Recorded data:
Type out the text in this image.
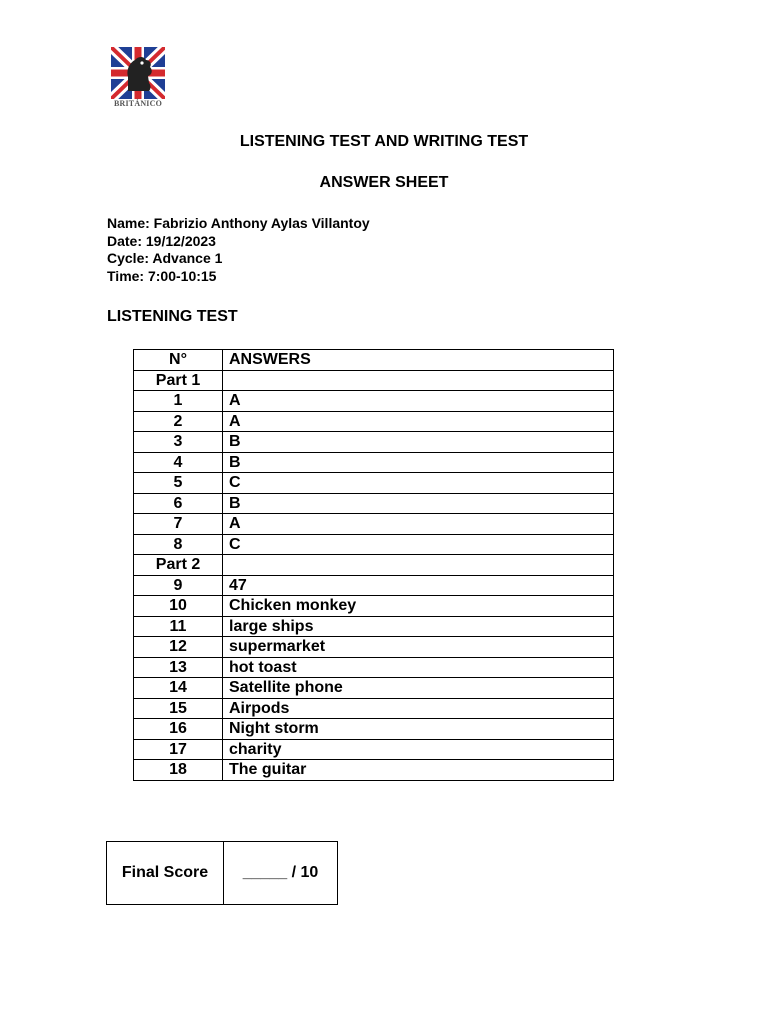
BRITÁNICO
LISTENING TEST AND WRITING TEST
ANSWER SHEET
Name: Fabrizio Anthony Aylas Villantoy
Date: 19/12/2023
Cycle: Advance 1
Time: 7:00-10:15
LISTENING TEST
N°	ANSWERS
Part 1	
1	A
2	A
3	B
4	B
5	C
6	B
7	A
8	C
Part 2	
9	47
10	Chicken monkey
11	large ships
12	supermarket
13	hot toast
14	Satellite phone
15	Airpods
16	Night storm
17	charity
18	The guitar
Final Score	_____ / 10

#### EXERCISE BRIEF:
Look through the entries and return every line where "TEST" appears.

#### ANSWER FOR THIS EXERCISE:
LISTENING TEST AND WRITING TEST
LISTENING TEST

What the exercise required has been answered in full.